- [WHAT NEEDS TO BE DONE]
Search the material for the word "memory" and copy each line that holds it.

- [DATASET]
= = = = = = =
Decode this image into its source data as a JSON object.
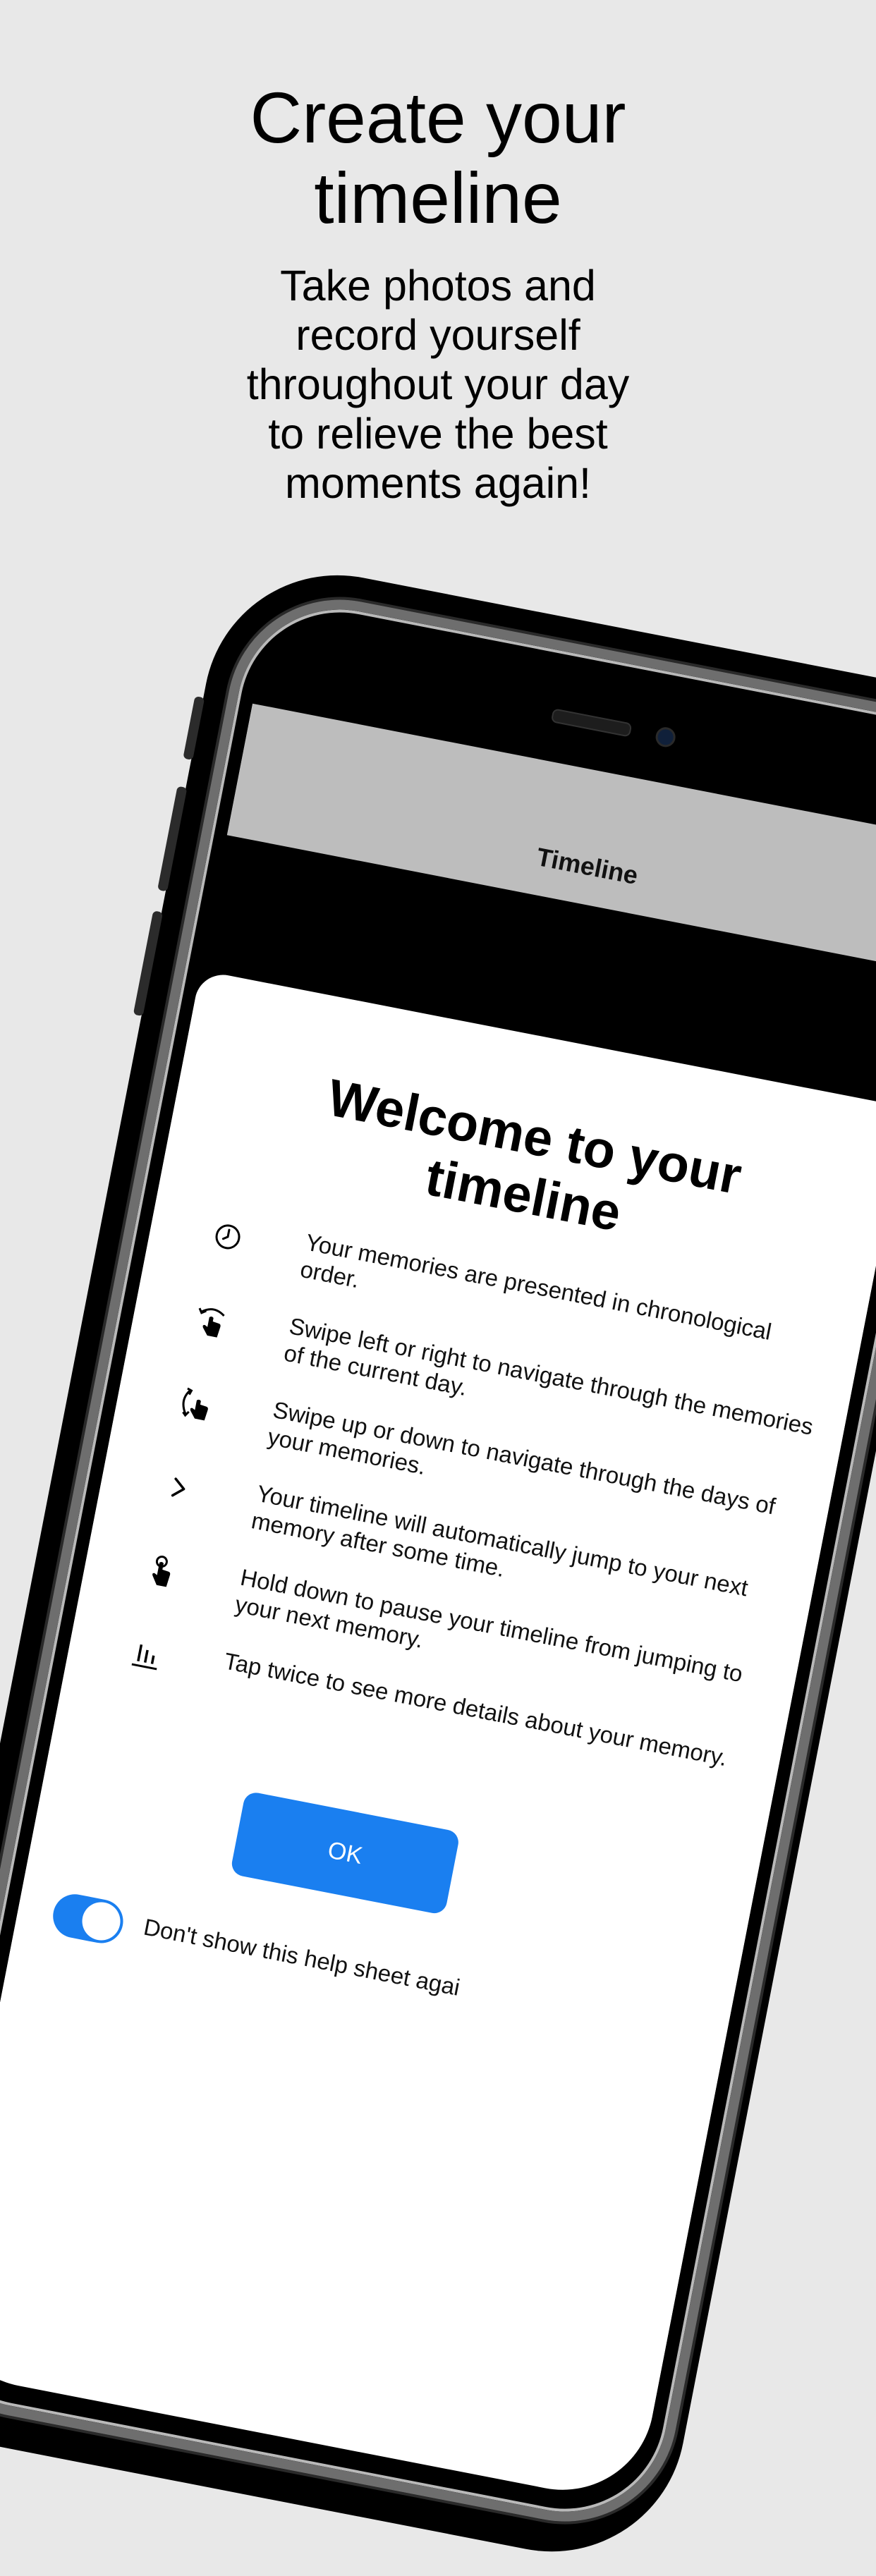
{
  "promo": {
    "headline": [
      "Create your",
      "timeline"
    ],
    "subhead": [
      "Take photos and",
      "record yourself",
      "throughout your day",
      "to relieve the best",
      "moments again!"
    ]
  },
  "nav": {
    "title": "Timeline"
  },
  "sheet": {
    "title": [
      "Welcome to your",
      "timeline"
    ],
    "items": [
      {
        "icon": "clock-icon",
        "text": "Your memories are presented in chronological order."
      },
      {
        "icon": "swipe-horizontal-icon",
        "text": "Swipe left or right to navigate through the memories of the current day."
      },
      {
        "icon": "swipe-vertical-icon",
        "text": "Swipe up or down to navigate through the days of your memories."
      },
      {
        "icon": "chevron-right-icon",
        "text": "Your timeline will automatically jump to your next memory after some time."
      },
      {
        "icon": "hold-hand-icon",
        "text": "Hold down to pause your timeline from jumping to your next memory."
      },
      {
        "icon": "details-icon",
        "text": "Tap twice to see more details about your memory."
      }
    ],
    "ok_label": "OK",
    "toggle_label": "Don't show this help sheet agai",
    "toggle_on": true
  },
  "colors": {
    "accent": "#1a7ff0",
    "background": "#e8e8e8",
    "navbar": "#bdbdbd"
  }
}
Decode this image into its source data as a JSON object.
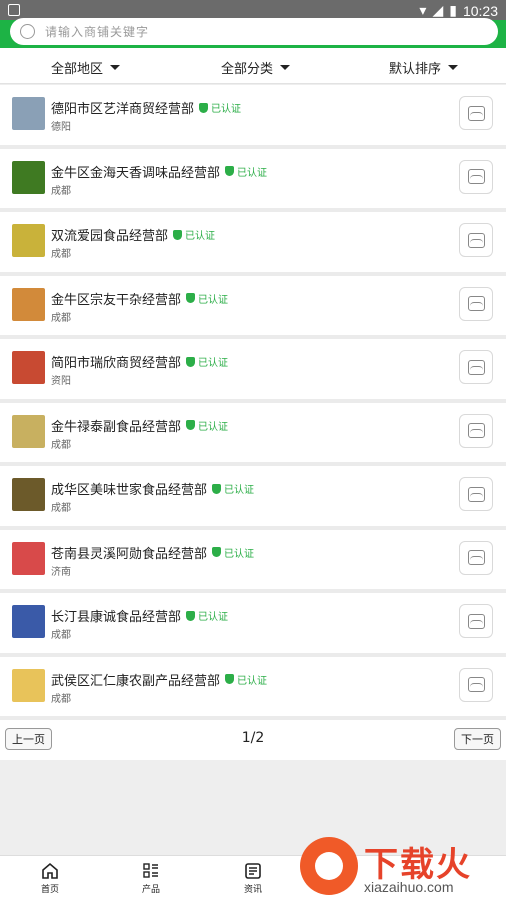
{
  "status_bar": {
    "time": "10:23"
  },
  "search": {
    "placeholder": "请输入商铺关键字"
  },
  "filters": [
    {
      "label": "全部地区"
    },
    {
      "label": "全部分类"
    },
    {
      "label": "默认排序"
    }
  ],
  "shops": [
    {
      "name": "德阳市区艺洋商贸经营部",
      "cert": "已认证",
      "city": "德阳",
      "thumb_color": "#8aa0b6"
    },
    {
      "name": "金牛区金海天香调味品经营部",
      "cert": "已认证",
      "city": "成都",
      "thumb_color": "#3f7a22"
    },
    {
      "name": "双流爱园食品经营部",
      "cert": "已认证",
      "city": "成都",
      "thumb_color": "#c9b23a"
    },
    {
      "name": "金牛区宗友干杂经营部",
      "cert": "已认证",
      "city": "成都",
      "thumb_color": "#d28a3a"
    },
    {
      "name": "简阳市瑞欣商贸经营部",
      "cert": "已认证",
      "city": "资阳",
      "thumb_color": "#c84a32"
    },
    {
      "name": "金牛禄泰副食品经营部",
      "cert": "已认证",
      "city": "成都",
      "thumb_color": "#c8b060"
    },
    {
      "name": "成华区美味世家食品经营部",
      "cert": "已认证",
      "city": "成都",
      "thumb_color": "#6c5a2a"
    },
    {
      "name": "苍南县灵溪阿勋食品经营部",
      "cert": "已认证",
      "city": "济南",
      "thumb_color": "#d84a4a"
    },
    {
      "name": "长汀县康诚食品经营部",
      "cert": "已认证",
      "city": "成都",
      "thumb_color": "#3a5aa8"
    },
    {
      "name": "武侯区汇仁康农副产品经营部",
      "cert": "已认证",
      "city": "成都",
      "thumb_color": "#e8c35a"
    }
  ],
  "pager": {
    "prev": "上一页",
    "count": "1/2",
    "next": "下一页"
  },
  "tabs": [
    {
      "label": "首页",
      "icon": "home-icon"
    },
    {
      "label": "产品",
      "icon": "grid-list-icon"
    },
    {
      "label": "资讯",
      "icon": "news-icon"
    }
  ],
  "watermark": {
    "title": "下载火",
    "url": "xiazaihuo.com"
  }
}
= = = = = = =
- [RESULT BELOW]
        "text": "Your timeline will automatically jump to your next memory after some time."
        "text": "Hold down to pause your timeline from jumping to your next memory."
        "text": "Tap twice to see more details about your memory."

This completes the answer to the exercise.